> STATED TASK: Collect all lines below with the string "Ratio".
□ □ □
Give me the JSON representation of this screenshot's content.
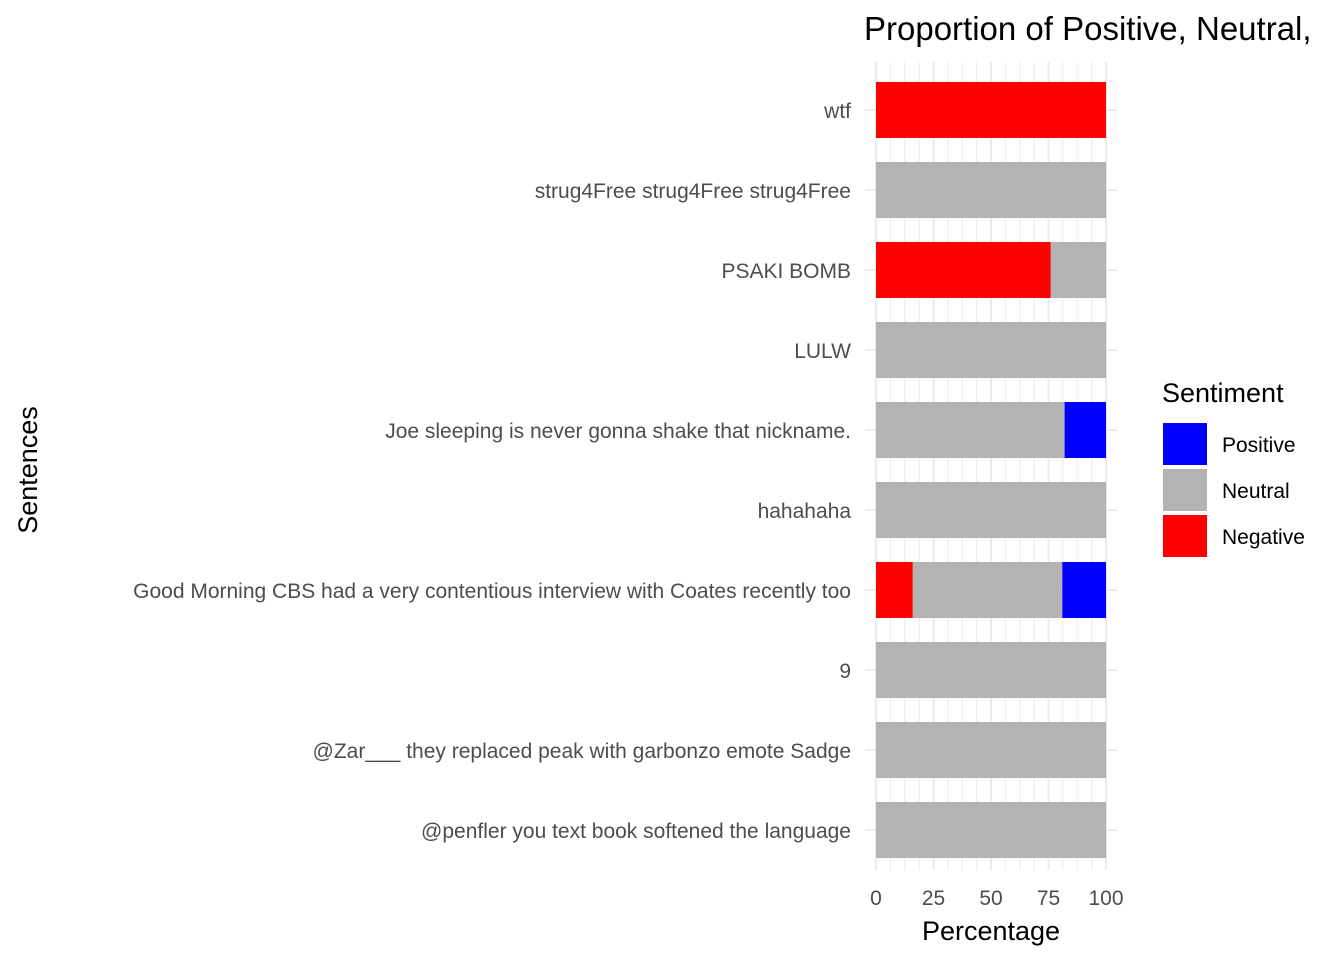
{
  "chart_data": {
    "type": "bar",
    "orientation": "horizontal",
    "stacked": true,
    "title": "Proportion of Positive, Neutral,",
    "xlabel": "Percentage",
    "ylabel": "Sentences",
    "xlim": [
      0,
      100
    ],
    "xticks": [
      0,
      25,
      50,
      75,
      100
    ],
    "grid": true,
    "legend_position": "right",
    "legend_title": "Sentiment",
    "categories": [
      "wtf",
      "strug4Free strug4Free strug4Free",
      "PSAKI BOMB",
      "LULW",
      "Joe sleeping is never gonna shake that nickname.",
      "hahahaha",
      "Good Morning CBS had a very contentious interview with Coates recently too",
      "9",
      "@Zar___ they replaced peak with garbonzo emote Sadge",
      "@penfler you text book softened the language"
    ],
    "series": [
      {
        "name": "Negative",
        "color": "#ff0000",
        "values": [
          100,
          0,
          76,
          0,
          0,
          0,
          16,
          0,
          0,
          0
        ]
      },
      {
        "name": "Neutral",
        "color": "#b3b3b3",
        "values": [
          0,
          100,
          24,
          100,
          82,
          100,
          65,
          100,
          100,
          100
        ]
      },
      {
        "name": "Positive",
        "color": "#0000ff",
        "values": [
          0,
          0,
          0,
          0,
          18,
          0,
          19,
          0,
          0,
          0
        ]
      }
    ],
    "legend_order": [
      "Positive",
      "Neutral",
      "Negative"
    ]
  }
}
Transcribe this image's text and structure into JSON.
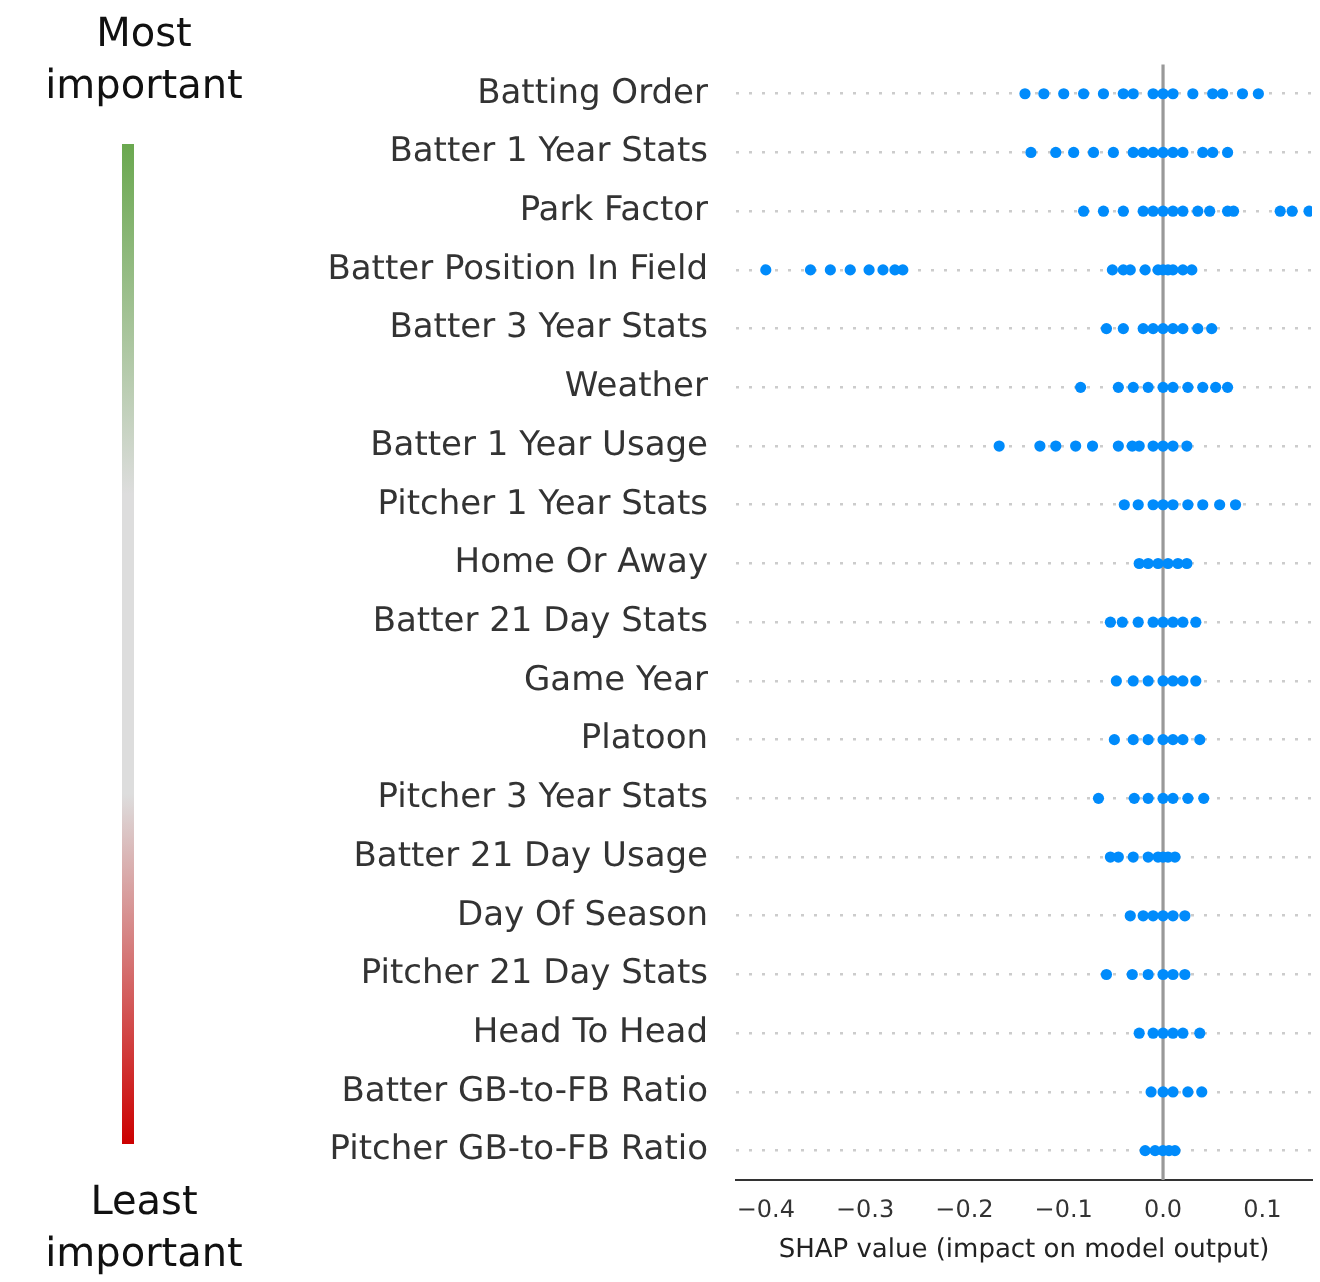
{
  "chart_data": {
    "type": "scatter",
    "orientation": "horizontal",
    "xlabel": "SHAP value (impact on model output)",
    "categories": [
      "Batting Order",
      "Batter 1 Year Stats",
      "Park Factor",
      "Batter Position In Field",
      "Batter 3 Year Stats",
      "Weather",
      "Batter 1 Year Usage",
      "Pitcher 1 Year Stats",
      "Home Or Away",
      "Batter 21 Day Stats",
      "Game Year",
      "Platoon",
      "Pitcher 3 Year Stats",
      "Batter 21 Day Usage",
      "Day Of Season",
      "Pitcher 21 Day Stats",
      "Head To Head",
      "Batter GB-to-FB Ratio",
      "Pitcher GB-to-FB Ratio"
    ],
    "xlim": [
      -0.43,
      0.15
    ],
    "xticks": [
      {
        "value": -0.4,
        "label": "−0.4"
      },
      {
        "value": -0.3,
        "label": "−0.3"
      },
      {
        "value": -0.2,
        "label": "−0.2"
      },
      {
        "value": -0.1,
        "label": "−0.1"
      },
      {
        "value": 0,
        "label": "0.0"
      },
      {
        "value": 0.1,
        "label": "0.1"
      }
    ],
    "grid": "y",
    "line_style": "dotted",
    "marker": "circle",
    "legend": false,
    "ref_lines": [
      {
        "axis": "x",
        "value": 0,
        "color": "#999999"
      }
    ],
    "annotations": [
      "Most important",
      "Least important"
    ],
    "series": [
      {
        "color": "#008bfb",
        "values": [
          -0.139,
          -0.133,
          -0.08,
          -0.4,
          -0.057,
          -0.083,
          -0.165,
          -0.039,
          -0.024,
          -0.053,
          -0.047,
          -0.049,
          -0.065,
          -0.053,
          -0.033,
          -0.057,
          -0.024,
          -0.012,
          -0.018
        ]
      },
      {
        "color": "#008bfb",
        "values": [
          -0.12,
          -0.108,
          -0.06,
          -0.355,
          -0.04,
          -0.045,
          -0.124,
          -0.025,
          -0.015,
          -0.041,
          -0.03,
          -0.03,
          -0.029,
          -0.045,
          -0.02,
          -0.031,
          -0.01,
          0,
          -0.008
        ]
      },
      {
        "color": "#008bfb",
        "values": [
          -0.1,
          -0.09,
          -0.04,
          -0.335,
          -0.02,
          -0.03,
          -0.108,
          -0.01,
          -0.005,
          -0.025,
          -0.015,
          -0.015,
          -0.015,
          -0.03,
          -0.01,
          -0.015,
          0,
          0.01,
          0
        ]
      },
      {
        "color": "#008bfb",
        "values": [
          -0.08,
          -0.07,
          -0.02,
          -0.315,
          -0.01,
          -0.015,
          -0.088,
          0,
          0.005,
          -0.01,
          0,
          0,
          0,
          -0.015,
          0,
          0,
          0.01,
          0.025,
          0.006
        ]
      },
      {
        "color": "#008bfb",
        "values": [
          -0.06,
          -0.05,
          -0.01,
          -0.296,
          0,
          0,
          -0.071,
          0.01,
          0.015,
          0,
          0.01,
          0.01,
          0.01,
          -0.005,
          0.01,
          0.01,
          0.02,
          0.039,
          0.012
        ]
      },
      {
        "color": "#008bfb",
        "values": [
          -0.04,
          -0.03,
          0,
          -0.282,
          0.01,
          0.01,
          -0.045,
          0.025,
          0.024,
          0.01,
          0.02,
          0.02,
          0.025,
          0,
          0.022,
          0.022,
          0.037,
          null,
          null
        ]
      },
      {
        "color": "#008bfb",
        "values": [
          -0.03,
          -0.02,
          0.01,
          -0.27,
          0.02,
          0.025,
          -0.031,
          0.04,
          null,
          0.02,
          0.033,
          0.037,
          0.041,
          0.005,
          null,
          null,
          null,
          null,
          null
        ]
      },
      {
        "color": "#008bfb",
        "values": [
          -0.01,
          -0.01,
          0.02,
          -0.262,
          0.035,
          0.04,
          -0.024,
          0.057,
          null,
          0.033,
          null,
          null,
          null,
          0.012,
          null,
          null,
          null,
          null,
          null
        ]
      },
      {
        "color": "#008bfb",
        "values": [
          0,
          0,
          0.035,
          -0.051,
          0.049,
          0.053,
          -0.01,
          0.073,
          null,
          null,
          null,
          null,
          null,
          null,
          null,
          null,
          null,
          null,
          null
        ]
      },
      {
        "color": "#008bfb",
        "values": [
          0.01,
          0.01,
          0.047,
          -0.04,
          null,
          0.065,
          0,
          null,
          null,
          null,
          null,
          null,
          null,
          null,
          null,
          null,
          null,
          null,
          null
        ]
      },
      {
        "color": "#008bfb",
        "values": [
          0.03,
          0.02,
          0.065,
          -0.033,
          null,
          null,
          0.01,
          null,
          null,
          null,
          null,
          null,
          null,
          null,
          null,
          null,
          null,
          null,
          null
        ]
      },
      {
        "color": "#008bfb",
        "values": [
          0.05,
          0.04,
          0.071,
          -0.018,
          null,
          null,
          0.024,
          null,
          null,
          null,
          null,
          null,
          null,
          null,
          null,
          null,
          null,
          null,
          null
        ]
      },
      {
        "color": "#008bfb",
        "values": [
          0.06,
          0.05,
          0.118,
          -0.005,
          null,
          null,
          null,
          null,
          null,
          null,
          null,
          null,
          null,
          null,
          null,
          null,
          null,
          null,
          null
        ]
      },
      {
        "color": "#008bfb",
        "values": [
          0.08,
          0.065,
          0.13,
          0,
          null,
          null,
          null,
          null,
          null,
          null,
          null,
          null,
          null,
          null,
          null,
          null,
          null,
          null,
          null
        ]
      },
      {
        "color": "#008bfb",
        "values": [
          0.096,
          null,
          0.147,
          0.005,
          null,
          null,
          null,
          null,
          null,
          null,
          null,
          null,
          null,
          null,
          null,
          null,
          null,
          null,
          null
        ]
      },
      {
        "color": "#008bfb",
        "values": [
          null,
          null,
          null,
          0.01,
          null,
          null,
          null,
          null,
          null,
          null,
          null,
          null,
          null,
          null,
          null,
          null,
          null,
          null,
          null
        ]
      },
      {
        "color": "#008bfb",
        "values": [
          null,
          null,
          null,
          0.02,
          null,
          null,
          null,
          null,
          null,
          null,
          null,
          null,
          null,
          null,
          null,
          null,
          null,
          null,
          null
        ]
      },
      {
        "color": "#008bfb",
        "values": [
          null,
          null,
          null,
          0.029,
          null,
          null,
          null,
          null,
          null,
          null,
          null,
          null,
          null,
          null,
          null,
          null,
          null,
          null,
          null
        ]
      }
    ]
  }
}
□ □ □
> THE OUTPUT:
      "Batter GB-to-FB Ratio",
      "Pitcher GB-to-FB Ratio"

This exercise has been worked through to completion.